WRITTEN PROBLEM →
Copy every line of the entries that includes the word "Positive".

··· SOURCE MATERIAL

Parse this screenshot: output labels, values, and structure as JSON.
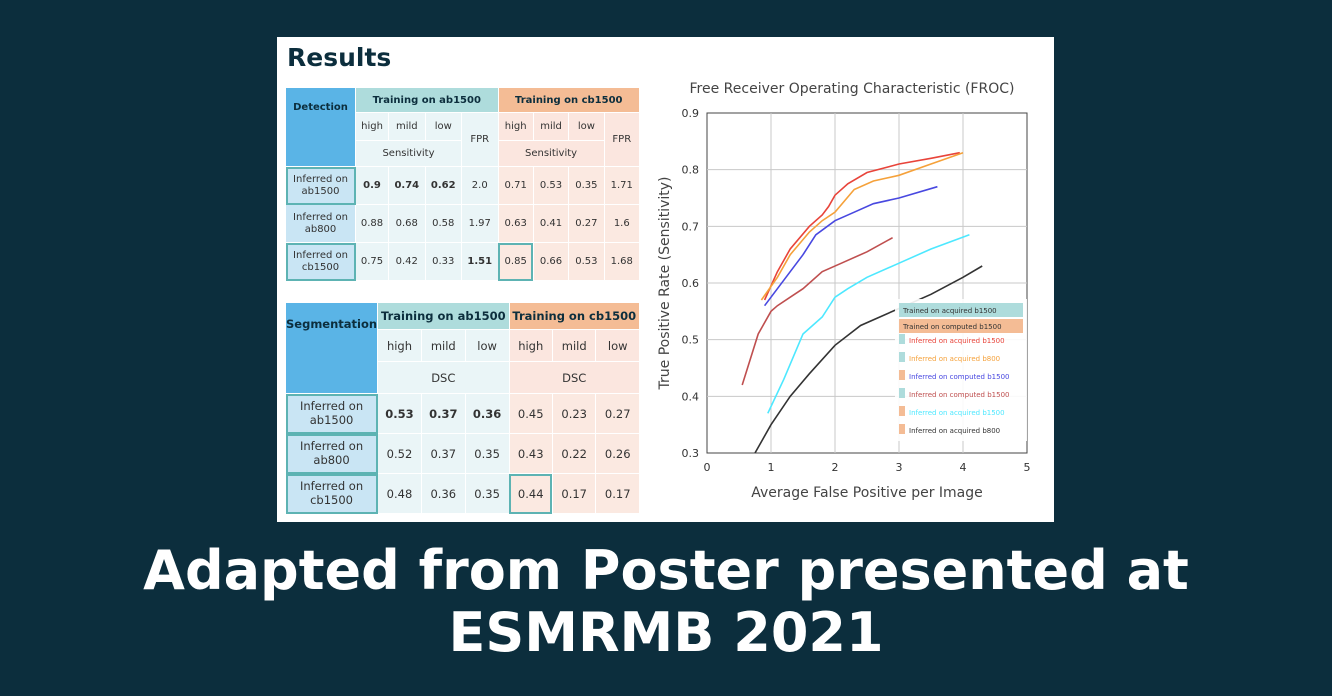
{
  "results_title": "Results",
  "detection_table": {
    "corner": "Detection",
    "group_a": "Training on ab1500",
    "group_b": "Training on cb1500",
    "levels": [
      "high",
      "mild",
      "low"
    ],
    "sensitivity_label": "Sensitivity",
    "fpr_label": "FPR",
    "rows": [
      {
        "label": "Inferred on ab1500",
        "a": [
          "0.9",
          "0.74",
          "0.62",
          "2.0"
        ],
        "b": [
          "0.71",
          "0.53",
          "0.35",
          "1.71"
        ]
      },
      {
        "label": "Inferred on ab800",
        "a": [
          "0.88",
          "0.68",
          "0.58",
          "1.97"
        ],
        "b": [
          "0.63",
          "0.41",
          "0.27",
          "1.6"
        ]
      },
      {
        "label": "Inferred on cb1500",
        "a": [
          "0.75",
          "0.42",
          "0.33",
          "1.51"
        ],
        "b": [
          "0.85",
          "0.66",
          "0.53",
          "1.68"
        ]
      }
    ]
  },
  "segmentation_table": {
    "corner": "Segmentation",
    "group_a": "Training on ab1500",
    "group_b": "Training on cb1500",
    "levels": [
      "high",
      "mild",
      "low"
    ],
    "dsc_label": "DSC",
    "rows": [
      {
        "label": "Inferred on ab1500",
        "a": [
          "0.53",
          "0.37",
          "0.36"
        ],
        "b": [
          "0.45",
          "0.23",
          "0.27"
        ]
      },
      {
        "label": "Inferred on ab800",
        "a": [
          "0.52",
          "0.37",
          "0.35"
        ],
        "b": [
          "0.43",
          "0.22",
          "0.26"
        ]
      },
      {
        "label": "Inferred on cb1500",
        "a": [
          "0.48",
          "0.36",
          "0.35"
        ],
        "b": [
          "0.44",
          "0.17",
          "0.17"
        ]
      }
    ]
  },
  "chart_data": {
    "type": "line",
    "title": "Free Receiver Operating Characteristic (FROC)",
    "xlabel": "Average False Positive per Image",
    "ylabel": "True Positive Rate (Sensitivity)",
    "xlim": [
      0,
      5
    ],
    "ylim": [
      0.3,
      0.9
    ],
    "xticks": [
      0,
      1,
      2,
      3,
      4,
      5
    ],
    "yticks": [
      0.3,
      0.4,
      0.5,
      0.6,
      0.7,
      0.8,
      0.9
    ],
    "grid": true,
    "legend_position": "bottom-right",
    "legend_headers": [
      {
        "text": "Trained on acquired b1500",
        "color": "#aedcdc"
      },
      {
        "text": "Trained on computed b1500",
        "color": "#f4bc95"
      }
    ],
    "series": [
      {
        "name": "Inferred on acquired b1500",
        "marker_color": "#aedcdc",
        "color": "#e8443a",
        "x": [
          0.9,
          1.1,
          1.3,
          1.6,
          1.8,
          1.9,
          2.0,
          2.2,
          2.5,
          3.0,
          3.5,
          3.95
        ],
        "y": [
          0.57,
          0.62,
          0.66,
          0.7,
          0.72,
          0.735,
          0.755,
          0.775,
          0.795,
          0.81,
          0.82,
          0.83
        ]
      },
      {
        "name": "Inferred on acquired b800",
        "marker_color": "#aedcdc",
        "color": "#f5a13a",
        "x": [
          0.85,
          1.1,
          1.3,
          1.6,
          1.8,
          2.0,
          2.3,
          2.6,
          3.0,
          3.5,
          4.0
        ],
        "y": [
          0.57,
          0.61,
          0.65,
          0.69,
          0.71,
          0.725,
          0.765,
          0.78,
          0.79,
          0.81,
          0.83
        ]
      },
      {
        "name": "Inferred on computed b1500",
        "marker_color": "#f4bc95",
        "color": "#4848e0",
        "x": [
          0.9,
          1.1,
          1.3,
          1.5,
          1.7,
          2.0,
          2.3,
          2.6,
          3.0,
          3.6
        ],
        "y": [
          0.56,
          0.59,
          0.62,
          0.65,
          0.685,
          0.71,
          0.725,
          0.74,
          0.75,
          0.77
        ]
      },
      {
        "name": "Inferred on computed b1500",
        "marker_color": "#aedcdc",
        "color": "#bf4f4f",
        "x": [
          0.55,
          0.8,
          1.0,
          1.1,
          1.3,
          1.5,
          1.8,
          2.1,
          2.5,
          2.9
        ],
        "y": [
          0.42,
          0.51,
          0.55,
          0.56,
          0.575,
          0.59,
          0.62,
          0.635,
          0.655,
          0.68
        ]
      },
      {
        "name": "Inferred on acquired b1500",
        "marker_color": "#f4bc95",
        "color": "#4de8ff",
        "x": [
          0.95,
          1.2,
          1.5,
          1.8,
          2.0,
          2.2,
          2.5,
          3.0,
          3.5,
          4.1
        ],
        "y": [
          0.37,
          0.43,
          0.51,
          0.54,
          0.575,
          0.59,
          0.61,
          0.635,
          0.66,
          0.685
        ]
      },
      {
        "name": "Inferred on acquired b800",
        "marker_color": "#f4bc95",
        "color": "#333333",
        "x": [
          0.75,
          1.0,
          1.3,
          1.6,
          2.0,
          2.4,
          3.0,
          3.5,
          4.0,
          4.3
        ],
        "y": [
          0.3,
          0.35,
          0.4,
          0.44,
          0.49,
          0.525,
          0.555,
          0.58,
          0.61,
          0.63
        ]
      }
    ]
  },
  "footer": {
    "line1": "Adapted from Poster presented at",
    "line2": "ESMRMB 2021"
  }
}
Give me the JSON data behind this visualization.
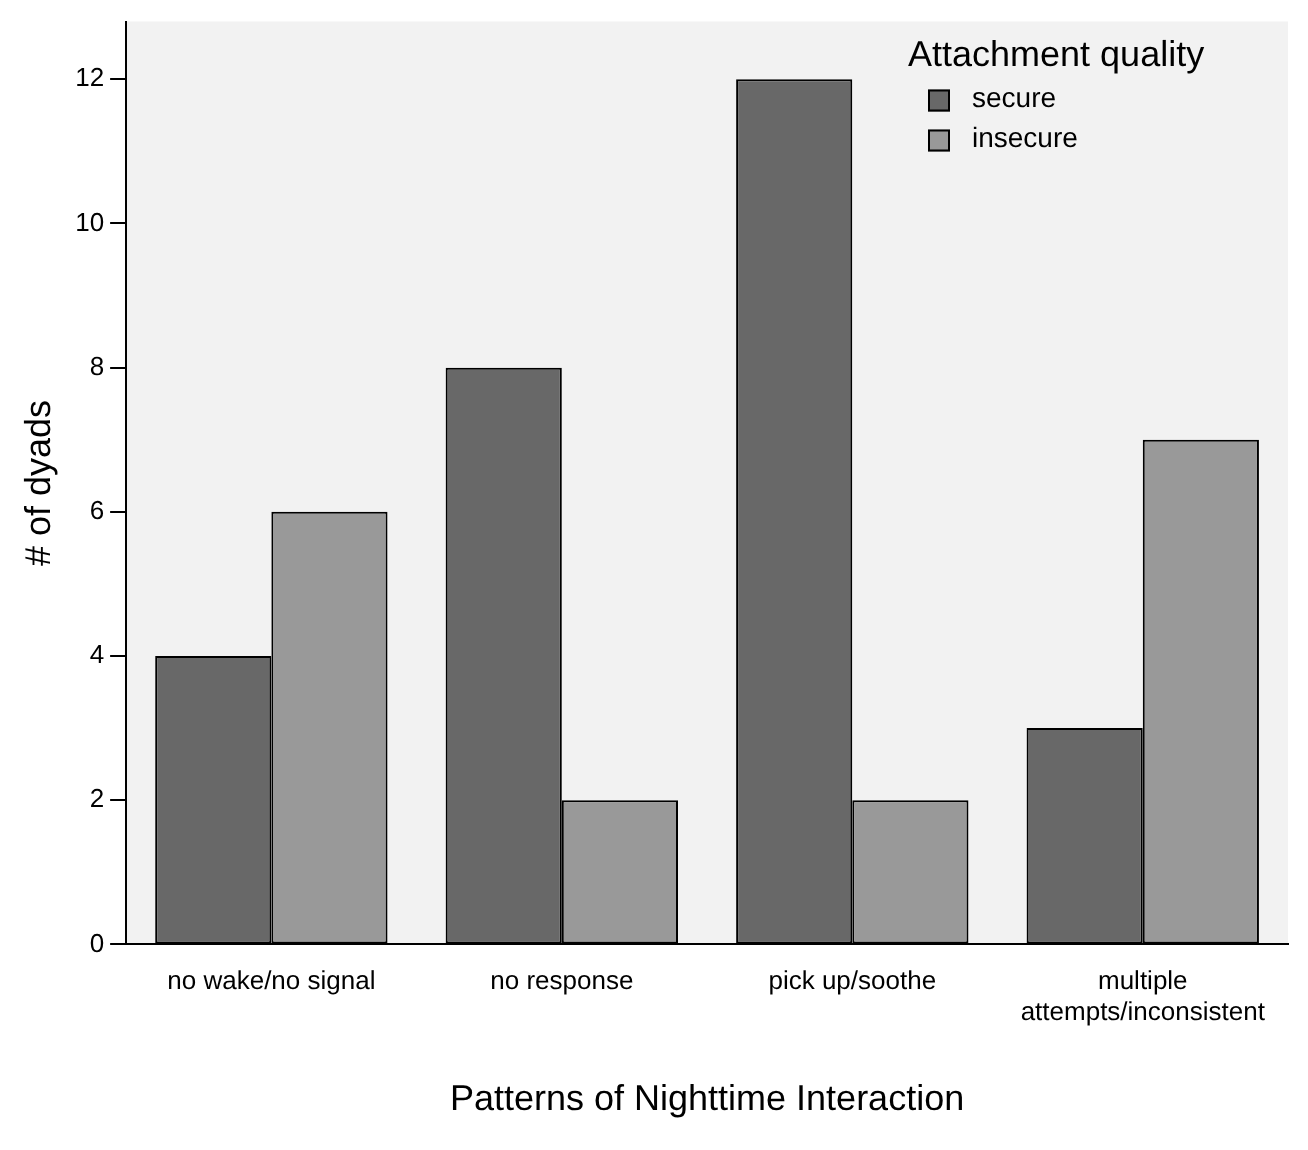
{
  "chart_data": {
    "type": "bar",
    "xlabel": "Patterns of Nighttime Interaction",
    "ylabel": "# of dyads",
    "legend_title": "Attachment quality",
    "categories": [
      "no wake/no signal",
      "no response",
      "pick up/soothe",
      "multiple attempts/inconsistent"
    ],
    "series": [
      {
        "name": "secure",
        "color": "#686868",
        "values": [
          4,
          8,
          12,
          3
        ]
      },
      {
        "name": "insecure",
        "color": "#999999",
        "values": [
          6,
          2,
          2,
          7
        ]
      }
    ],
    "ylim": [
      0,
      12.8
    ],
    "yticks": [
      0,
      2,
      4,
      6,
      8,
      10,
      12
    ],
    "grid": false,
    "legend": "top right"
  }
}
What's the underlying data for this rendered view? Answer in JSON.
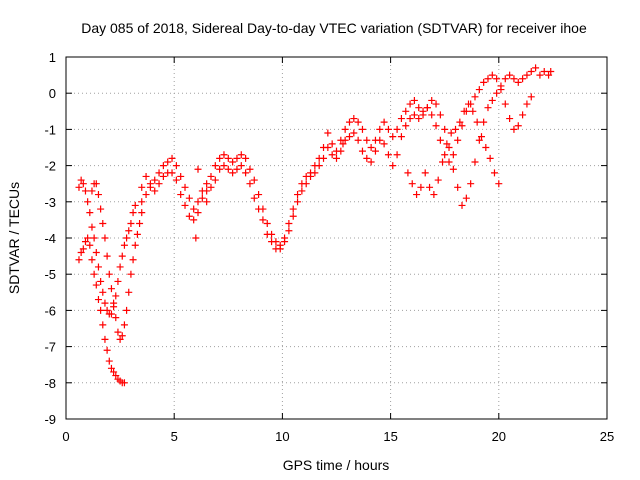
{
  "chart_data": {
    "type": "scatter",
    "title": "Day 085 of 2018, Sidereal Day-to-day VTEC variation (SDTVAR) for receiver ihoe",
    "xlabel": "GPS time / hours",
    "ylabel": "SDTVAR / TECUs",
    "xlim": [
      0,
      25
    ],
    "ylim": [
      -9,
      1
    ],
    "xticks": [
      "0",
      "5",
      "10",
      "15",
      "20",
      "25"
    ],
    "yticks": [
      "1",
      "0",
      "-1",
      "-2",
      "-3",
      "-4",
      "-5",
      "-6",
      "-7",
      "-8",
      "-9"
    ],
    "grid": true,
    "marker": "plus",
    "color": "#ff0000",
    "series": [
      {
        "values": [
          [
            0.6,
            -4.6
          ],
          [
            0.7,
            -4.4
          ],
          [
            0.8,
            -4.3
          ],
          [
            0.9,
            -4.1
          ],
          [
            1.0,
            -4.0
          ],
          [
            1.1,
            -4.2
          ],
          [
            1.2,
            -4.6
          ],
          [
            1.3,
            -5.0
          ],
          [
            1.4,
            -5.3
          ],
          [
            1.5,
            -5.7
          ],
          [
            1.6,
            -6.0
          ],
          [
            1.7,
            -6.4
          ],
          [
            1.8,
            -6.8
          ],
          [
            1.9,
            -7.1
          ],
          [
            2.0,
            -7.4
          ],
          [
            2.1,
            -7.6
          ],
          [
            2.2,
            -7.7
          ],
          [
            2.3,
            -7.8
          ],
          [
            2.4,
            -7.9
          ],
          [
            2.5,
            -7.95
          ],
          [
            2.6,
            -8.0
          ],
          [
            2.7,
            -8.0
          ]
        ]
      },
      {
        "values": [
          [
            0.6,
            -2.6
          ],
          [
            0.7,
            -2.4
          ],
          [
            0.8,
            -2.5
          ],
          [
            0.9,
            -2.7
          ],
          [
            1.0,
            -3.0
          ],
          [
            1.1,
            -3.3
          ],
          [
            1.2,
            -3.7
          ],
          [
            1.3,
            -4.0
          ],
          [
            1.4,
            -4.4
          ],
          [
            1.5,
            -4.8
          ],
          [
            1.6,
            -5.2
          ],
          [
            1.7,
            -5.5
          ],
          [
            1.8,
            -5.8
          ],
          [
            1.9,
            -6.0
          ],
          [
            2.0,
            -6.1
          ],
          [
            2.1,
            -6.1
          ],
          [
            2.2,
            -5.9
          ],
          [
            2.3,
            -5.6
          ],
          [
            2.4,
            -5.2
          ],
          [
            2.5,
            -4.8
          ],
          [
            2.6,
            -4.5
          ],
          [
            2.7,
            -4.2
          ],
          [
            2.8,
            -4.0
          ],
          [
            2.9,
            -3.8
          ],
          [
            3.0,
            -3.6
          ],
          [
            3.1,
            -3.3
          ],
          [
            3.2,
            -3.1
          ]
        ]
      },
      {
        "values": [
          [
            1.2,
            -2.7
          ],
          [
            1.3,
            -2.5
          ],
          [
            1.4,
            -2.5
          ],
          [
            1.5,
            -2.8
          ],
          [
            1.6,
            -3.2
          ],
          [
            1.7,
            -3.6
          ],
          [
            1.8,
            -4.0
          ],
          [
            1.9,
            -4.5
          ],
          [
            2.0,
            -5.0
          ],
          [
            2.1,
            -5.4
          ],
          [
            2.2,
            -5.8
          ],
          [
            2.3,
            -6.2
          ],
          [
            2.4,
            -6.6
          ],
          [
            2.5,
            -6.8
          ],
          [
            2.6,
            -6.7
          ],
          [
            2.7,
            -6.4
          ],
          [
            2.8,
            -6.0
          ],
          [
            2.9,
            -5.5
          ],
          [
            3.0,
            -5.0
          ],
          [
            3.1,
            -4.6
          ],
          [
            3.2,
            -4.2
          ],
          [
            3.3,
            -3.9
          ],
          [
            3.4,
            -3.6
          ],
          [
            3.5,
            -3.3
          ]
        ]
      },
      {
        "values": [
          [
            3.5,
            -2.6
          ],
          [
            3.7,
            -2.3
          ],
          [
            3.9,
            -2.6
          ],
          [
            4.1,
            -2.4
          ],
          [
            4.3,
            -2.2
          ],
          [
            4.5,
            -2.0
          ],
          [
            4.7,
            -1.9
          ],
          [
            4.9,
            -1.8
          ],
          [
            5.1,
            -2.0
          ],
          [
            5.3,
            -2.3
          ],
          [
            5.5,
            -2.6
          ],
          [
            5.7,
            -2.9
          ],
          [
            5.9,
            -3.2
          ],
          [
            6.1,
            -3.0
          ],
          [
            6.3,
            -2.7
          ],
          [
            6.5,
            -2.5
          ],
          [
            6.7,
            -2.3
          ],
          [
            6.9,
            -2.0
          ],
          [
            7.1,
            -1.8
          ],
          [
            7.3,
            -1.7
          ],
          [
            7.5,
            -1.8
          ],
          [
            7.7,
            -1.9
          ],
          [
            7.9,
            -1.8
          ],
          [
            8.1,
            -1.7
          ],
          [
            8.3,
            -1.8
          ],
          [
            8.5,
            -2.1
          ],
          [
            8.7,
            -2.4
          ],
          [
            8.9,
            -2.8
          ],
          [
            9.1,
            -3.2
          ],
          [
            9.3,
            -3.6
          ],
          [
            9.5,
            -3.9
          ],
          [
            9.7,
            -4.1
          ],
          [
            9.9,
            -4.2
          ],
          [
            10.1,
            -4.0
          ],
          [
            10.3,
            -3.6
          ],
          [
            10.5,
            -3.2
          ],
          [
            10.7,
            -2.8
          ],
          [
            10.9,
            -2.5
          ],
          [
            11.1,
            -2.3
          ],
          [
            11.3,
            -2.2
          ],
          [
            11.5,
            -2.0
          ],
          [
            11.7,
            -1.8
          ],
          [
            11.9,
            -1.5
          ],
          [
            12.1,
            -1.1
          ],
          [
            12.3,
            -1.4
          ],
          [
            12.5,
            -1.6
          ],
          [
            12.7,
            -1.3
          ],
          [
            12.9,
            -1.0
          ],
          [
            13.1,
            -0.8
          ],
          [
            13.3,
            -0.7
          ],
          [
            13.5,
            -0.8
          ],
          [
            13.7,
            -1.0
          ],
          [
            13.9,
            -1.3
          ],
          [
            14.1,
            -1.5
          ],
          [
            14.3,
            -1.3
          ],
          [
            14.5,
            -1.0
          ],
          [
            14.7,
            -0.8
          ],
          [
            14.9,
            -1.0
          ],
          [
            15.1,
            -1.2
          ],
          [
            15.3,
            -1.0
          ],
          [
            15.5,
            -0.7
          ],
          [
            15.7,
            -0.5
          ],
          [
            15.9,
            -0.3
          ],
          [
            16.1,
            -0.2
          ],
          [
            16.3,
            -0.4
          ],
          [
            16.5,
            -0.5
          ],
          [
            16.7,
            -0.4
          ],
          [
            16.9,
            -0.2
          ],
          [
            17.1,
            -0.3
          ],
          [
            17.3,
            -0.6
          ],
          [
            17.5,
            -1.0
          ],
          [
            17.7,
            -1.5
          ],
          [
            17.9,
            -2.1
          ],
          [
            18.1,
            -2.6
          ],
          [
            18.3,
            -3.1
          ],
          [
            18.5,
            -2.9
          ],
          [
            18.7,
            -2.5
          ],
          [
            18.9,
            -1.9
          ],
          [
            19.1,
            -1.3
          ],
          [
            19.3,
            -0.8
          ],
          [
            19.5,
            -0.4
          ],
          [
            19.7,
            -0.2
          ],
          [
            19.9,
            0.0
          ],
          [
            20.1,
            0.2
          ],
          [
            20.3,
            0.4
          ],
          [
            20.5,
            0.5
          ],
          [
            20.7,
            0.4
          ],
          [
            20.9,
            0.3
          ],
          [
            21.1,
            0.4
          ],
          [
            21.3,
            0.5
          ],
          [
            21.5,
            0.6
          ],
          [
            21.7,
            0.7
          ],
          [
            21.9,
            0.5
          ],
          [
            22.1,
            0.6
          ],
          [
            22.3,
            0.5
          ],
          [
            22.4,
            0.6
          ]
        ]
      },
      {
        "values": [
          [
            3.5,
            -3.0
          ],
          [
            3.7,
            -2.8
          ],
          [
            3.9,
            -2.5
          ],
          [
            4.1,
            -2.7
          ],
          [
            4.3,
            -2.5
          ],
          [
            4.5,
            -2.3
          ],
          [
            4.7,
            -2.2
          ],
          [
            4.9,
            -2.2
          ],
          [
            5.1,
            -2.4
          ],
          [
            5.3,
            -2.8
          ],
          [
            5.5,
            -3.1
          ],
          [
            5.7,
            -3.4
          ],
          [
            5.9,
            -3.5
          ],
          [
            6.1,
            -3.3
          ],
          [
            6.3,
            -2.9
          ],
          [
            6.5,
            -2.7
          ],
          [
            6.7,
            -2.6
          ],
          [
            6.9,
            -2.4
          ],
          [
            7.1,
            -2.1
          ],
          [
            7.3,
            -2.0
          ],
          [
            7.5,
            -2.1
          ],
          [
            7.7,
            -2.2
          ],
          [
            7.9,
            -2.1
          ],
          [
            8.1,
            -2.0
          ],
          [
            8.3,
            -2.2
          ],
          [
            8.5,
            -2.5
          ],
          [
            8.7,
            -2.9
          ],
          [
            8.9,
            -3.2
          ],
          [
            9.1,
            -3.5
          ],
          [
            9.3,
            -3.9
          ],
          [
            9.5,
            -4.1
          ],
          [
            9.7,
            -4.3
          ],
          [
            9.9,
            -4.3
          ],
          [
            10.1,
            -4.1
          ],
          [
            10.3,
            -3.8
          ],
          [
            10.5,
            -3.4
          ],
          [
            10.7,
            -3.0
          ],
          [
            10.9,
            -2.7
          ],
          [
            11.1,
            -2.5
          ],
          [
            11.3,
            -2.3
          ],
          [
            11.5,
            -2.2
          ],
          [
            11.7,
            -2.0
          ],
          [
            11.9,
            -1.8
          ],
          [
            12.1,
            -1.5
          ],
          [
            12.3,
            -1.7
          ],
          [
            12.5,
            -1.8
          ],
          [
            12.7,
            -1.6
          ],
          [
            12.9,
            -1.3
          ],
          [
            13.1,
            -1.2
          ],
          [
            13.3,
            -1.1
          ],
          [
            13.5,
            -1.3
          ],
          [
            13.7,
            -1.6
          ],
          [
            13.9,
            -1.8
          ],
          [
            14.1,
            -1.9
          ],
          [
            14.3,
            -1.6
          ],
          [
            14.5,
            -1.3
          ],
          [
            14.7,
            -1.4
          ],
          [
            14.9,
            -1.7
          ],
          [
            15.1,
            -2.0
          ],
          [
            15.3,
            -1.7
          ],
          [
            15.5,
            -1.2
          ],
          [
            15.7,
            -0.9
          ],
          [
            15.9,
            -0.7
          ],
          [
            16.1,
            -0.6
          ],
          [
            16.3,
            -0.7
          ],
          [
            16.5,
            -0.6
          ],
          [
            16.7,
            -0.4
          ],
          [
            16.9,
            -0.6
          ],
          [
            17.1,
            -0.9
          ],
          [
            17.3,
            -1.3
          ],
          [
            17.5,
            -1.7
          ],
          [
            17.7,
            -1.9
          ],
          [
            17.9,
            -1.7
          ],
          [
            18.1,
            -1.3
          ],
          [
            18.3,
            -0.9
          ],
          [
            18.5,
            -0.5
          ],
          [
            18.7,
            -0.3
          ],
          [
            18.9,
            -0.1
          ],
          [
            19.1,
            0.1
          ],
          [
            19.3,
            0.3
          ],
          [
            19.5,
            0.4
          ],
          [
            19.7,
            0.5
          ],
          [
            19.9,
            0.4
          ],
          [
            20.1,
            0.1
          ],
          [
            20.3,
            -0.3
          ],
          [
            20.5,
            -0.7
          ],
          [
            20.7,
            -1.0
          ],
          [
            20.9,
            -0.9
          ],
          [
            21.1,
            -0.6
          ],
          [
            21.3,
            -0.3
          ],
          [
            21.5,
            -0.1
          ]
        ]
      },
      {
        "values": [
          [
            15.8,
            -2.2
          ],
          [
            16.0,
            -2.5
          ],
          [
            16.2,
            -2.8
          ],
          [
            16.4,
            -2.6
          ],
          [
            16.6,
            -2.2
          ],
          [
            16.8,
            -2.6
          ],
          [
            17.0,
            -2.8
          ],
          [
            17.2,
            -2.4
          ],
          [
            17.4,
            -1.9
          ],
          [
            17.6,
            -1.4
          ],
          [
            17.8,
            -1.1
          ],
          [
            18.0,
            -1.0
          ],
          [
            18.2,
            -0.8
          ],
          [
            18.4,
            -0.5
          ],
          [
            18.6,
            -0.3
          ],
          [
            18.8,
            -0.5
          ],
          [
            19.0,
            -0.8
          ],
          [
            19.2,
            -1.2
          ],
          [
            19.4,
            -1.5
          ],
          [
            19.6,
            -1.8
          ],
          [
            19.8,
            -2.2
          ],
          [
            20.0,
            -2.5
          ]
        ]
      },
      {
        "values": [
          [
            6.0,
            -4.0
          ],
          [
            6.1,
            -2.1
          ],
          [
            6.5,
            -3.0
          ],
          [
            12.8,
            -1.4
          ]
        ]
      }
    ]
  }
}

······

TASK ANSWER →
    "xlabel": "Average False Positive per Image",
    "ylabel": "True Positive Rate (Sensitivity)",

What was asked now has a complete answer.